- [Task]: In the data below, locate each line with the word "this" and list it.

[Dataset rows about figures]
---
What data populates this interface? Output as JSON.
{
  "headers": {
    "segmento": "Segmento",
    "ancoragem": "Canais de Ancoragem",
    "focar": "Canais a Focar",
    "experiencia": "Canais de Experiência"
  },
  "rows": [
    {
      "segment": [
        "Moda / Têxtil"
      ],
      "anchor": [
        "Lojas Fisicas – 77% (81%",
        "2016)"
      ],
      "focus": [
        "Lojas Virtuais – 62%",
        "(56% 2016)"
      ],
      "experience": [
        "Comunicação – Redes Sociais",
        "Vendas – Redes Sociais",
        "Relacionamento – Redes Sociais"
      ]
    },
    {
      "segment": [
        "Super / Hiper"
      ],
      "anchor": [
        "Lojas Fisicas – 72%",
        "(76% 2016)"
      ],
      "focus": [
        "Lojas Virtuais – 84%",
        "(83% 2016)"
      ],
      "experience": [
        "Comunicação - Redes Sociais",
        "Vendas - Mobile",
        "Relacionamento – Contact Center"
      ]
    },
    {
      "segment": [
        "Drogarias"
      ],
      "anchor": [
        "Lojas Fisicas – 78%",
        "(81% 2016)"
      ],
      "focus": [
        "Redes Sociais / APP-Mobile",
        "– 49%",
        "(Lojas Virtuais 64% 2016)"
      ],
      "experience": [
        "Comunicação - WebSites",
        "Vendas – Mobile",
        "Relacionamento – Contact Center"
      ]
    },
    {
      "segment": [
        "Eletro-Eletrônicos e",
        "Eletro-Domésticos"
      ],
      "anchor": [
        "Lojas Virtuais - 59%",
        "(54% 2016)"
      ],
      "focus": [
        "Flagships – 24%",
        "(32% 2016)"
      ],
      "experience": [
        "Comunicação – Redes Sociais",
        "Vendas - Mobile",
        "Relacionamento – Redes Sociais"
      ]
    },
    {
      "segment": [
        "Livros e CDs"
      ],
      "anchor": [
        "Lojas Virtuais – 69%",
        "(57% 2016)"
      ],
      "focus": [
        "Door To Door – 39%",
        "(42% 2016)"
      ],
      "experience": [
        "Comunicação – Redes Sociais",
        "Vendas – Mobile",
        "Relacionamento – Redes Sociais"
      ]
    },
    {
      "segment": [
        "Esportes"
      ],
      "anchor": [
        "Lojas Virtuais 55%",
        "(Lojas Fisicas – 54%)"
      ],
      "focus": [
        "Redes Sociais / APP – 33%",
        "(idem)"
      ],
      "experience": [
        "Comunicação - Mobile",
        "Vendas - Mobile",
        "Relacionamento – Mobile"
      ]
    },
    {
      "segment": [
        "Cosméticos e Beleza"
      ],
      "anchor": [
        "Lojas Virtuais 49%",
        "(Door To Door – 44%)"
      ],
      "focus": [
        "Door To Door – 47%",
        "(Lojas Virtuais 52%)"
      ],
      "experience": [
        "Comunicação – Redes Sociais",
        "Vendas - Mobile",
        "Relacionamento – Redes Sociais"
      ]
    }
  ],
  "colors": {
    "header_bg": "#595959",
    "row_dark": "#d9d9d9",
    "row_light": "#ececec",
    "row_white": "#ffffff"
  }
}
---
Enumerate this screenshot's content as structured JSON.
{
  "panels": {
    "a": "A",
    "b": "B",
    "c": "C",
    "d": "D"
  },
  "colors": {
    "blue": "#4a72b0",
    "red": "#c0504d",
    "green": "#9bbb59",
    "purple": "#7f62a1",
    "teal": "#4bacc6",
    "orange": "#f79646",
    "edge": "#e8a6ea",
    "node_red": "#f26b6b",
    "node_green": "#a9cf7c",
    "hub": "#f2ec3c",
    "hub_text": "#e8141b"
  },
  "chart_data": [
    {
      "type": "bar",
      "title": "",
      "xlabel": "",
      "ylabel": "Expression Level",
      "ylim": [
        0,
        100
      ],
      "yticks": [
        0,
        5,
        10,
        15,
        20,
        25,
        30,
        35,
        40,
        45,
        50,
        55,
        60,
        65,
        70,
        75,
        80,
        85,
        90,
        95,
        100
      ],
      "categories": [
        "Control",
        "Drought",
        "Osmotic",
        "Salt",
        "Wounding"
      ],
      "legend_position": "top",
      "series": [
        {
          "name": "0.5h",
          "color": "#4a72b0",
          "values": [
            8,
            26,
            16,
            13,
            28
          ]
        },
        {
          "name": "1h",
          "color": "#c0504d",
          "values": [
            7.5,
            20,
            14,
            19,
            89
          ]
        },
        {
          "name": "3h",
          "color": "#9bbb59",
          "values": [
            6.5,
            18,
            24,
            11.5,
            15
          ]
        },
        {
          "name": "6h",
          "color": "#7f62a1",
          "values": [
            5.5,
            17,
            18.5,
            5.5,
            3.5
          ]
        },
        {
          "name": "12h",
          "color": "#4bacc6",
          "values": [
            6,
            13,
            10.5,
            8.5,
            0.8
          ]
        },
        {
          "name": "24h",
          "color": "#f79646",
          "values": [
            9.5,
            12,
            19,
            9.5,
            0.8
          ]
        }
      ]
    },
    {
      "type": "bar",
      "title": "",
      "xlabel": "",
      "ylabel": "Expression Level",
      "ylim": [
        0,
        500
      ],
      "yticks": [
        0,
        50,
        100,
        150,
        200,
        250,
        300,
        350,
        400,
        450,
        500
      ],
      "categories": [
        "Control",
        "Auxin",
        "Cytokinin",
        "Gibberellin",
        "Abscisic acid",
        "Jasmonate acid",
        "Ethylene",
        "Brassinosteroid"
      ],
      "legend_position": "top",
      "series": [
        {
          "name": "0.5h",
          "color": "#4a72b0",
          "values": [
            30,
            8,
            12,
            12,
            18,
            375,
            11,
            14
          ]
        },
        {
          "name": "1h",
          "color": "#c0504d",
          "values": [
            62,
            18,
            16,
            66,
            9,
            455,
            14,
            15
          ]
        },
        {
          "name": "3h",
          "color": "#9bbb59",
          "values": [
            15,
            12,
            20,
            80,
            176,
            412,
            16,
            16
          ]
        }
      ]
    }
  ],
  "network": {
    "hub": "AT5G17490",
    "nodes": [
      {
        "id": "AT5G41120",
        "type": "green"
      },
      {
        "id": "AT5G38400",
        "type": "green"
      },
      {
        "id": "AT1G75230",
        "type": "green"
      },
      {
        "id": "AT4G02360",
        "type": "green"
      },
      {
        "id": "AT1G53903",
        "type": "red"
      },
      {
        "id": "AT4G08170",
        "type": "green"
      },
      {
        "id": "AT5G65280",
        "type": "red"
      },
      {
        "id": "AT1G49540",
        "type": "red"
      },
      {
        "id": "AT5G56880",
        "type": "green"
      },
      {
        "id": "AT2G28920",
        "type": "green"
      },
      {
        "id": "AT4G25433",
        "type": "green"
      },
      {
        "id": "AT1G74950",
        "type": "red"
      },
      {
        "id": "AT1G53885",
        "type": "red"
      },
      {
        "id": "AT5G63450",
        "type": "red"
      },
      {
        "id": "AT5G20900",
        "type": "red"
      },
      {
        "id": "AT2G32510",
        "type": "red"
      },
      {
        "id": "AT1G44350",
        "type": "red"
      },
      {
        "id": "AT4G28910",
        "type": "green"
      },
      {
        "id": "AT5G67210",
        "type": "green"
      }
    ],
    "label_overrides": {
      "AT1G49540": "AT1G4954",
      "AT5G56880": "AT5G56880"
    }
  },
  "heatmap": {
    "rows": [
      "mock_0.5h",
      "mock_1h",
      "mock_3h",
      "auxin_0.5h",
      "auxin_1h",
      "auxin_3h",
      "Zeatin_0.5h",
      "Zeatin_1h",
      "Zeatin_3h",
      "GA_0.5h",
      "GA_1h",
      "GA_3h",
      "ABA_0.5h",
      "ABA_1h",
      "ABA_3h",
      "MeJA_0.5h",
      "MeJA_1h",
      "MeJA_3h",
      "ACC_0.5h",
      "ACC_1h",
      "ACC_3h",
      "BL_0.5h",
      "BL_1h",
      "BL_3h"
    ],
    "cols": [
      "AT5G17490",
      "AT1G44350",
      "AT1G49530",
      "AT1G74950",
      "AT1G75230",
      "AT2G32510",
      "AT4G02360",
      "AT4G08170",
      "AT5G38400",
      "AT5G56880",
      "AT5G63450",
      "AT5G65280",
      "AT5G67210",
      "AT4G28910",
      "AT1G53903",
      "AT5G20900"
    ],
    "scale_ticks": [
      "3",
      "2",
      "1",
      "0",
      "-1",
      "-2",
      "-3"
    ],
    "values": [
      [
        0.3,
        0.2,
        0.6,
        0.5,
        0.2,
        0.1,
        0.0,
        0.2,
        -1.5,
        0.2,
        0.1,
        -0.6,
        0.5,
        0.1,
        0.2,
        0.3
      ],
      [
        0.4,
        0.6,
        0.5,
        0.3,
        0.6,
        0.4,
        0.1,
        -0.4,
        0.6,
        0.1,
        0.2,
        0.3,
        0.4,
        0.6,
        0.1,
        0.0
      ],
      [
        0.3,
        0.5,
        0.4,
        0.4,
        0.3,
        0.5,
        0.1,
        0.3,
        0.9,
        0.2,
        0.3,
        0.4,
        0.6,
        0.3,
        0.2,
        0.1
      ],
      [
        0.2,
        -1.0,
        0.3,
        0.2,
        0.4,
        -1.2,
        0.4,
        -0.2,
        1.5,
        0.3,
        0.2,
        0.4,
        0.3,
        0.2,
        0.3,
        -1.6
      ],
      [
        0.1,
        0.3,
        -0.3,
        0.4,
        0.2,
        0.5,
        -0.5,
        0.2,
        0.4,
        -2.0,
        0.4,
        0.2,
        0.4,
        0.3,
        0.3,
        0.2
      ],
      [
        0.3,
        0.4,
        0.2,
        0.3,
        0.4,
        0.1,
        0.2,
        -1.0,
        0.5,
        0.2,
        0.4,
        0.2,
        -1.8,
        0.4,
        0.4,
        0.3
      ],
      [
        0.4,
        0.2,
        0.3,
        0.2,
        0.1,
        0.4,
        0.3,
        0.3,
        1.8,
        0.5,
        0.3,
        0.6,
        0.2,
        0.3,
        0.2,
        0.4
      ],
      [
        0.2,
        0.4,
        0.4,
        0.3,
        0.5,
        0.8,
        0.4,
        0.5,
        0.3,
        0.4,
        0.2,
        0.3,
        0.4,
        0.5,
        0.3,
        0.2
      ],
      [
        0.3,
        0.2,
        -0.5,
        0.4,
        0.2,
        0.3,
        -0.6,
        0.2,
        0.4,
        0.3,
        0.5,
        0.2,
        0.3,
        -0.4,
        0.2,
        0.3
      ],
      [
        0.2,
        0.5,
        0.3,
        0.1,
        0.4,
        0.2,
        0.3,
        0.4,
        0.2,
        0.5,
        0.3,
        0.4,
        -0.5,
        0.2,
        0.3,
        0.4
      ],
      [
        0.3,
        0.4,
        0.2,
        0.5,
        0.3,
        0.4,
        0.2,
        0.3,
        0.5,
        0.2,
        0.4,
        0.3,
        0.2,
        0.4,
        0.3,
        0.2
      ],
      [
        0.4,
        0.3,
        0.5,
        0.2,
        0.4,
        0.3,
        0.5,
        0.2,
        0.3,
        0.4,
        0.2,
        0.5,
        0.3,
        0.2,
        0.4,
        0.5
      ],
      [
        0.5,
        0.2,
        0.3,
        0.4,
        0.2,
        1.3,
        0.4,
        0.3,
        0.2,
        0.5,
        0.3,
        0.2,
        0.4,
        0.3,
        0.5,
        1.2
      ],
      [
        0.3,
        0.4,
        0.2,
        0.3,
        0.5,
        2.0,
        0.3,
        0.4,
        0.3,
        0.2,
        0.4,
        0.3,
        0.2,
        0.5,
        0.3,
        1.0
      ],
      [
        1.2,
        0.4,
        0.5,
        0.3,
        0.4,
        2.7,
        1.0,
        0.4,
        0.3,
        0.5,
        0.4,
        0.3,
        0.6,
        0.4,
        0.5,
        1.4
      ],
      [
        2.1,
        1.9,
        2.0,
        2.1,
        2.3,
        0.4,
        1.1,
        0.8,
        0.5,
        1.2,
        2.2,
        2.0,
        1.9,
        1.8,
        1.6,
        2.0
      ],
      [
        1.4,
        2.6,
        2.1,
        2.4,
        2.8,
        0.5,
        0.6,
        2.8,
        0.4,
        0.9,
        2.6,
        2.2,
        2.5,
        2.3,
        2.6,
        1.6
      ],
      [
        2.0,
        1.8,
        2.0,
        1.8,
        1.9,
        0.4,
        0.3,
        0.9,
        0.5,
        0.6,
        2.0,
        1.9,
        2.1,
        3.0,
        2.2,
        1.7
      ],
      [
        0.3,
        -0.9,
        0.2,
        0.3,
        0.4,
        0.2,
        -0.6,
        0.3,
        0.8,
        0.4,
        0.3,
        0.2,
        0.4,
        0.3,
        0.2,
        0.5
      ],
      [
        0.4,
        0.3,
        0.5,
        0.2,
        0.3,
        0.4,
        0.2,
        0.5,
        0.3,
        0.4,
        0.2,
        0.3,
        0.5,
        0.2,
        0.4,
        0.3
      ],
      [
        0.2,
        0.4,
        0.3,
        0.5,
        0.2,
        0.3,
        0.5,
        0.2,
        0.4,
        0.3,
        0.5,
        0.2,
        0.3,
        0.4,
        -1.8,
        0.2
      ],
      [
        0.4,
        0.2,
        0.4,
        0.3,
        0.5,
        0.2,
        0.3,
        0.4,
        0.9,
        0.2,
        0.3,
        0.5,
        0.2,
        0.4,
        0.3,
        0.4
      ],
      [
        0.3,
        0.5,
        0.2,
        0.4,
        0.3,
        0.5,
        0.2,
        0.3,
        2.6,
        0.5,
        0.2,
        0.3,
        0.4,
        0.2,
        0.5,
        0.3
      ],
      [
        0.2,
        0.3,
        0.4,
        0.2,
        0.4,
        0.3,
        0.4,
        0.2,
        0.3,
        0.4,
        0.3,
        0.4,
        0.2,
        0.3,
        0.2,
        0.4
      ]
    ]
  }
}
---
- [Problem solution]:
What data populates this interface? Output as JSON.
Enumerate this screenshot's content as structured JSON.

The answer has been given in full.